### TRAVAIL À FAIRE
[1] Dans le texte sur le vote au Conseil de sécurité, combien d'États ont voté pour l'adoption de la résolution ?
[2] Poursuivez le texte sur le vote au Conseil de sécurité en reprenant juste après sa dernière phrase.

### TEXTE DE LECTURE
-.-.-

Sur les 15 États membres du Conseil de sécurité de l’ONU, dont 5 sont permanents (Chine, États-Unis, Russie, France et Royaume-Uni), 11 ont voté pour l’adoption de cette résolution et 3 se sont abstenus. De son côté, l’Algérie a refusé de prendre part au vote. Pour Amar Bendjama, le représentant permanent d’Alger auprès des Nations Unies, ce texte « ne reflète pas suffisamment la doctrine onusienne en matière de décolonisation ».

Bien que l’Algérie soit membre des dix États élus par l’Assemblée générale pour siéger au Conseil de sécurité pendant deux ans, son retrait au moment du suffrage à main levée n’a en rien changé l’issue du vote. Si la majorité des 15 États présents approuve un texte sans qu’un droit de véto ne soit déposé par un des 5 membres permanents, alors, il est adopté conformément aux dispositions prévues dans la Charte des Nations Unies.

-.-.-

### ITEMS
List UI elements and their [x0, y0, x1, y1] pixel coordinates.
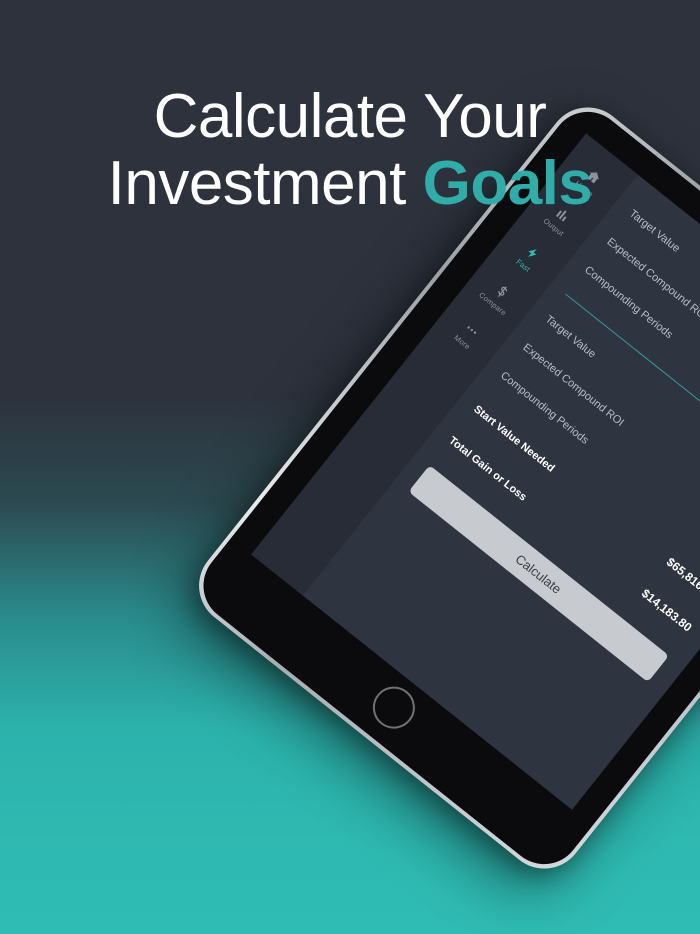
home-button[interactable] — [364, 678, 423, 737]
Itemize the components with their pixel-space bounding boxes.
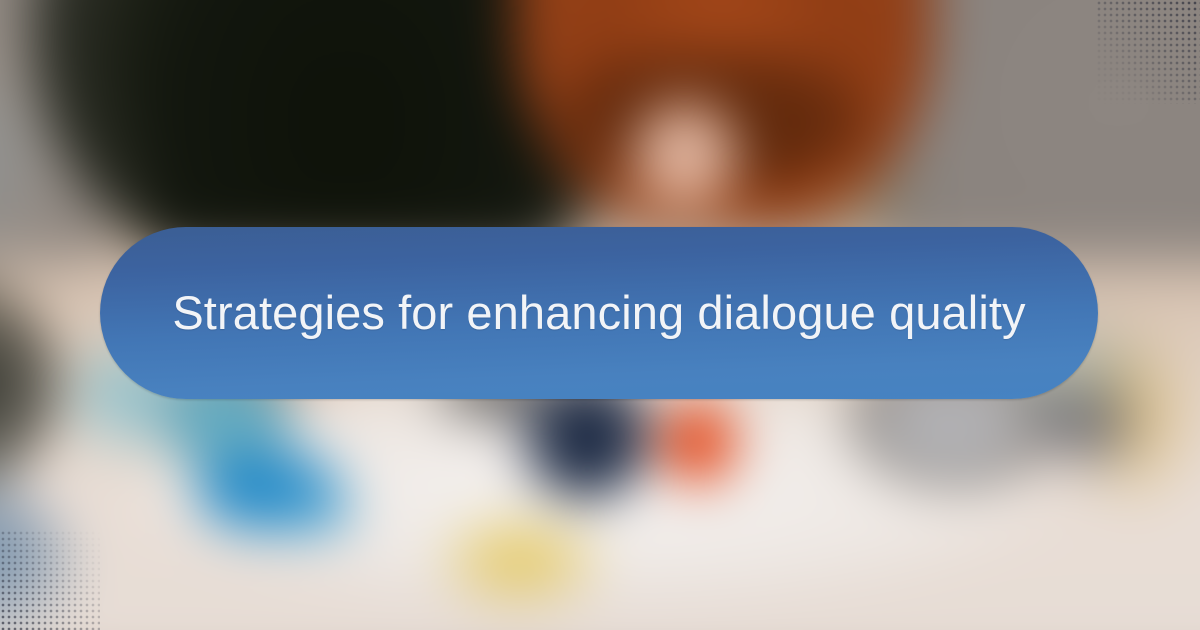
paint-blob-red	[658, 400, 738, 485]
person-hands	[630, 100, 740, 210]
halftone-dots-bottom-left	[0, 530, 100, 630]
paint-blob-blue-2	[270, 485, 360, 540]
headline-pill: Strategies for enhancing dialogue qualit…	[100, 227, 1098, 399]
banner-canvas: Strategies for enhancing dialogue qualit…	[0, 0, 1200, 630]
page-title: Strategies for enhancing dialogue qualit…	[112, 285, 1085, 340]
halftone-dots-top-right	[1096, 0, 1200, 104]
paint-blob-yellow	[440, 515, 600, 605]
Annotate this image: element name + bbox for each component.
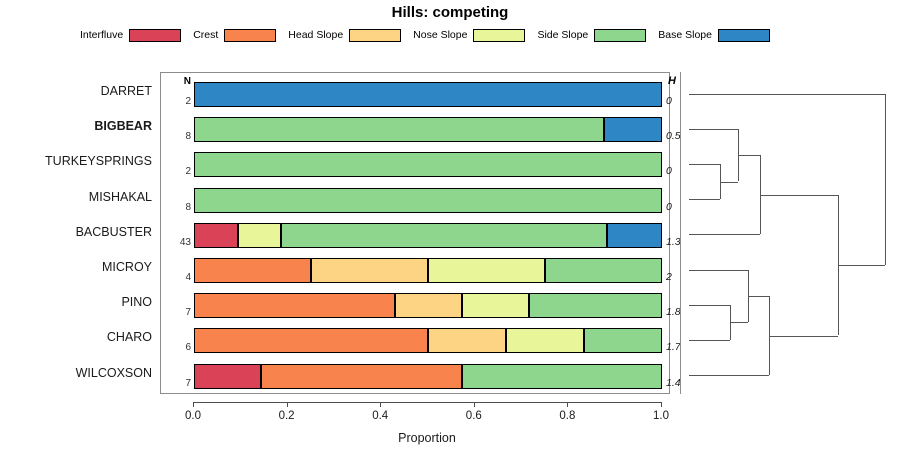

-.-.-

### RÉSULTATS DE L'EXERCICE
[1] Onze États ont voté pour l'adoption de la résolution.

[2]
Ce que prévoit la résolution 2797

Le texte est historique dans le sens où il s’appuie pour la première fois sur le plan marocain pour le Sahara, qui prévoit une autonomie placée sous la souveraineté de Rabat. Dans le détail, il appelle le secrétaire général de l’ONU Antonio Guterres et son émissaire au Sahara à mener des négociations sur la base de cette proposition pour parvenir à un accord mutuellement acceptable entre toutes les parties.

La résolution 2797 proroge également d’un an la mission de maintien de la paix de l’ONU au Sahara dont le mandat originel a été modifié à la suite de ce vote. De son nom complet, la « Mission des Nations unies pour l’organisation d’un référendum au Sahara occidental » est originellement chargée, comme son titre l’indique, d’organiser un plébiscite auprès des habitants de la zone disputée en vue de déterminer l’avenir du Sahara. En clair, l’indépendance ou l’intégration au Maroc.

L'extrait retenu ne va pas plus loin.